# AIM
Lay out the lines from the start of the records up to and including the line with "gridline (65, 129, 583, 130)" as a numbered list, leaving out blank lines.
>> BEGIN EXCERPTED DATA
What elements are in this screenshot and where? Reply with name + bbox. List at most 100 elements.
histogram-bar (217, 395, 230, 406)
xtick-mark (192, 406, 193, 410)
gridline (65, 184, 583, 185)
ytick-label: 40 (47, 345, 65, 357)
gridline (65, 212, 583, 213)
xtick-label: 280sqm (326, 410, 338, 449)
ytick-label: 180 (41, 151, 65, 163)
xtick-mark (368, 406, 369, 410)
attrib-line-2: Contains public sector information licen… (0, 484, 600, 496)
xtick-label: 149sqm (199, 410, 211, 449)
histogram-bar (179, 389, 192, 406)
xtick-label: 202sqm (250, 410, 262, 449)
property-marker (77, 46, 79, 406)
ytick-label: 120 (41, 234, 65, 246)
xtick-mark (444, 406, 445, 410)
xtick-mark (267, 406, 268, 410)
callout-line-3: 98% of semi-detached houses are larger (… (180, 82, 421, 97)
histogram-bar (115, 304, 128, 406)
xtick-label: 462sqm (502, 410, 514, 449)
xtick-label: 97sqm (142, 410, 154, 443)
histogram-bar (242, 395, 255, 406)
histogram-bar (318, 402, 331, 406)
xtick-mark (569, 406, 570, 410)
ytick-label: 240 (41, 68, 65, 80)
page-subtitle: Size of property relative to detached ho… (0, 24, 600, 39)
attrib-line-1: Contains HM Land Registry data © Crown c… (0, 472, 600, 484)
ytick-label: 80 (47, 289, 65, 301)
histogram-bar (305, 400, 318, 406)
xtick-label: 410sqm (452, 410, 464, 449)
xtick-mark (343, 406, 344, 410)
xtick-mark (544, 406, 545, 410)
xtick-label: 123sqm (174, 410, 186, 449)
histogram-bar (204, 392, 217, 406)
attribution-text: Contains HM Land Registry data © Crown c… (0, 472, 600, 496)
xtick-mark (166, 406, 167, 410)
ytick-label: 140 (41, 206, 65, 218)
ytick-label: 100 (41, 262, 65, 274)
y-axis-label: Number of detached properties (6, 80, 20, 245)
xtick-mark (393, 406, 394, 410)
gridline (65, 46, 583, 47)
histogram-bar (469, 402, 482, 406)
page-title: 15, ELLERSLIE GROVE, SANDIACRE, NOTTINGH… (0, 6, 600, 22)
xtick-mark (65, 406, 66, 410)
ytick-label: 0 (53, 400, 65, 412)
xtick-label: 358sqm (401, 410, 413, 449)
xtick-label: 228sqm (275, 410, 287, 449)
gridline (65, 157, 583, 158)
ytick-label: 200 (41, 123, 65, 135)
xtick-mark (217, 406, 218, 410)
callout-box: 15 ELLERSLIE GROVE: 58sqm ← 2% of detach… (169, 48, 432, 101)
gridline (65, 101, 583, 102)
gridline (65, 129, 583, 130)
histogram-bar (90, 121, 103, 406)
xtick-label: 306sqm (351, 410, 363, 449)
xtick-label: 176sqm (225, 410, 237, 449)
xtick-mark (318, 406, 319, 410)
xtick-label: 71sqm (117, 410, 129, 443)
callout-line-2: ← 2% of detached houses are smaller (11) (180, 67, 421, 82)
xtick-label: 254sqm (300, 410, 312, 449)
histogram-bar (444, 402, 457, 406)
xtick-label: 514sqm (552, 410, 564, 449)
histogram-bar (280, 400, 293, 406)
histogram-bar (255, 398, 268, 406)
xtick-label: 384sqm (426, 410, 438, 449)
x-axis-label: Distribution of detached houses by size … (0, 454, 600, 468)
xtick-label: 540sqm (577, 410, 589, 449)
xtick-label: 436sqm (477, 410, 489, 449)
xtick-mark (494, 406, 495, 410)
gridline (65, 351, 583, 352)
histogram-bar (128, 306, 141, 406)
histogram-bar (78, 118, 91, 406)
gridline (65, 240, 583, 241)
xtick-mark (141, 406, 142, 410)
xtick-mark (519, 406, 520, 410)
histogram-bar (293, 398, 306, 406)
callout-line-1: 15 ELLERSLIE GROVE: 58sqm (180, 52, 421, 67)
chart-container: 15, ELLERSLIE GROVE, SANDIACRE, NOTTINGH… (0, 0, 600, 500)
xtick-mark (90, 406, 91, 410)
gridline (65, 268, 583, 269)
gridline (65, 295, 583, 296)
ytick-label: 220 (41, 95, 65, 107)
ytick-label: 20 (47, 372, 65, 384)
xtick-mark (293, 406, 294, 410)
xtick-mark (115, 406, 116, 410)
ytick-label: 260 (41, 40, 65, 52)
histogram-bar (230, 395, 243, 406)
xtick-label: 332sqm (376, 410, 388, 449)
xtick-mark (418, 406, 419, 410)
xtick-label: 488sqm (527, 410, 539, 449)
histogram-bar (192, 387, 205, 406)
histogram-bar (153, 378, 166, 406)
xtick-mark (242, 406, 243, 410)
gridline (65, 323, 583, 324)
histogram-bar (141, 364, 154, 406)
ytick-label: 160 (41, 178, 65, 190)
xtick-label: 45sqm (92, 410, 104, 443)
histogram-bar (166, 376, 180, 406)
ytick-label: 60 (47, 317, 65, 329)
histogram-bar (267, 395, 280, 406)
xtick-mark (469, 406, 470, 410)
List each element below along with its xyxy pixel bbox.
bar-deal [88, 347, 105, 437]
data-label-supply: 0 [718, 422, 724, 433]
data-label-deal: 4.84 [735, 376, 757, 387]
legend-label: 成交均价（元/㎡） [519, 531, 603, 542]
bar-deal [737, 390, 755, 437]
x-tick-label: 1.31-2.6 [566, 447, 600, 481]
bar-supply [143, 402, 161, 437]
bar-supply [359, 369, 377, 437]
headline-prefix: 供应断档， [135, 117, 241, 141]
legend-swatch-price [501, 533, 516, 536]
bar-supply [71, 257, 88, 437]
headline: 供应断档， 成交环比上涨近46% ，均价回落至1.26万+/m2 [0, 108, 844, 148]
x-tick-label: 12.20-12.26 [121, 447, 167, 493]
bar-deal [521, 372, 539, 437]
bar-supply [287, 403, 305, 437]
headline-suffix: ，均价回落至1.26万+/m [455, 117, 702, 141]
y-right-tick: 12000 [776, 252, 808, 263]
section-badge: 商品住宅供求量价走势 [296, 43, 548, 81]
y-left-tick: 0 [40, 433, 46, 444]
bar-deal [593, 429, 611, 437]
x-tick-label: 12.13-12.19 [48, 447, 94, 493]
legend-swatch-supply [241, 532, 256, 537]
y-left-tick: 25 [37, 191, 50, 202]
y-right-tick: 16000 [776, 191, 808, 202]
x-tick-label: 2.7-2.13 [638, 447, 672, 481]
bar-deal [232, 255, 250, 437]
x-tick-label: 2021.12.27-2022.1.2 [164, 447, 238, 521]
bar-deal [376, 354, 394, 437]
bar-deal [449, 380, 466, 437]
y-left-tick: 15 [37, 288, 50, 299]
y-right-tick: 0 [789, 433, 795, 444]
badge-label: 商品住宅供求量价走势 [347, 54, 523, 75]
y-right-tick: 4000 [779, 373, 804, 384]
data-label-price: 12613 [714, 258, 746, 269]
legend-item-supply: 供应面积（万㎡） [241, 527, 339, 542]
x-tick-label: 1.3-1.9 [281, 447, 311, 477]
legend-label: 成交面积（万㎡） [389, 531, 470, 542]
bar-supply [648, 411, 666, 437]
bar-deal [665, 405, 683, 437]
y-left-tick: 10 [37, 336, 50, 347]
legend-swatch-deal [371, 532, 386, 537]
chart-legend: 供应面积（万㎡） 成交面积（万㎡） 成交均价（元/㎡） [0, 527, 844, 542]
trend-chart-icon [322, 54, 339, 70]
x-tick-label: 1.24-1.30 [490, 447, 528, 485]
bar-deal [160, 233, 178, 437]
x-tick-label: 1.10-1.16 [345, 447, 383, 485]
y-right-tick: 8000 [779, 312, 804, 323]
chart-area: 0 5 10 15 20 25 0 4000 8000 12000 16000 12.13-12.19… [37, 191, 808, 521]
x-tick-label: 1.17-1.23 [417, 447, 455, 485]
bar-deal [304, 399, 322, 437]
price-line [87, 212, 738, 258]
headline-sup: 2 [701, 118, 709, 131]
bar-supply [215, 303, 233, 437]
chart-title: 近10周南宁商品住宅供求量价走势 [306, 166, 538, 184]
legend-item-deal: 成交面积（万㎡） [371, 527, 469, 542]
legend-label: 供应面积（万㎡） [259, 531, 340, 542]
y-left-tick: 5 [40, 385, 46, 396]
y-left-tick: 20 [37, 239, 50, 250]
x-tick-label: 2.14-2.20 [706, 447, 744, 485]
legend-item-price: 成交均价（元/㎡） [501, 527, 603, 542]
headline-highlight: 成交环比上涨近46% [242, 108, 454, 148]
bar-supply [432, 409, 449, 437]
>> END EXCERPTED DATA
# OUTPUT BELOW
1. What elements are in this screenshot and where? Reply with name + bbox. List at most 100 elements.
2. histogram-bar (217, 395, 230, 406)
3. xtick-mark (192, 406, 193, 410)
4. gridline (65, 184, 583, 185)
5. ytick-label: 40 (47, 345, 65, 357)
6. gridline (65, 212, 583, 213)
7. xtick-label: 280sqm (326, 410, 338, 449)
8. ytick-label: 180 (41, 151, 65, 163)
9. xtick-mark (368, 406, 369, 410)
10. attrib-line-2: Contains public sector information licen… (0, 484, 600, 496)
11. xtick-label: 149sqm (199, 410, 211, 449)
12. histogram-bar (179, 389, 192, 406)
13. xtick-label: 202sqm (250, 410, 262, 449)
14. property-marker (77, 46, 79, 406)
15. ytick-label: 120 (41, 234, 65, 246)
16. xtick-mark (444, 406, 445, 410)
17. xtick-mark (267, 406, 268, 410)
18. callout-line-3: 98% of semi-detached houses are larger (… (180, 82, 421, 97)
19. histogram-bar (115, 304, 128, 406)
20. xtick-label: 462sqm (502, 410, 514, 449)
21. xtick-label: 97sqm (142, 410, 154, 443)
22. histogram-bar (242, 395, 255, 406)
23. histogram-bar (318, 402, 331, 406)
24. xtick-mark (569, 406, 570, 410)
25. ytick-label: 240 (41, 68, 65, 80)
26. page-subtitle: Size of property relative to detached ho… (0, 24, 600, 39)
27. attrib-line-1: Contains HM Land Registry data © Crown c… (0, 472, 600, 484)
28. ytick-label: 80 (47, 289, 65, 301)
29. histogram-bar (305, 400, 318, 406)
30. xtick-label: 410sqm (452, 410, 464, 449)
31. xtick-mark (343, 406, 344, 410)
32. xtick-mark (544, 406, 545, 410)
33. xtick-label: 123sqm (174, 410, 186, 449)
34. histogram-bar (204, 392, 217, 406)
35. attribution-text: Contains HM Land Registry data © Crown c… (0, 472, 600, 496)
36. xtick-mark (166, 406, 167, 410)
37. ytick-label: 140 (41, 206, 65, 218)
38. ytick-label: 100 (41, 262, 65, 274)
39. y-axis-label: Number of detached properties (6, 80, 20, 245)
40. xtick-mark (393, 406, 394, 410)
41. gridline (65, 46, 583, 47)
42. histogram-bar (469, 402, 482, 406)
43. page-title: 15, ELLERSLIE GROVE, SANDIACRE, NOTTINGH… (0, 6, 600, 22)
44. xtick-mark (65, 406, 66, 410)
45. ytick-label: 0 (53, 400, 65, 412)
46. xtick-label: 358sqm (401, 410, 413, 449)
47. xtick-label: 228sqm (275, 410, 287, 449)
48. gridline (65, 157, 583, 158)
49. ytick-label: 200 (41, 123, 65, 135)
50. xtick-mark (217, 406, 218, 410)
51. callout-box: 15 ELLERSLIE GROVE: 58sqm ← 2% of detach… (169, 48, 432, 101)
52. gridline (65, 101, 583, 102)
53. gridline (65, 129, 583, 130)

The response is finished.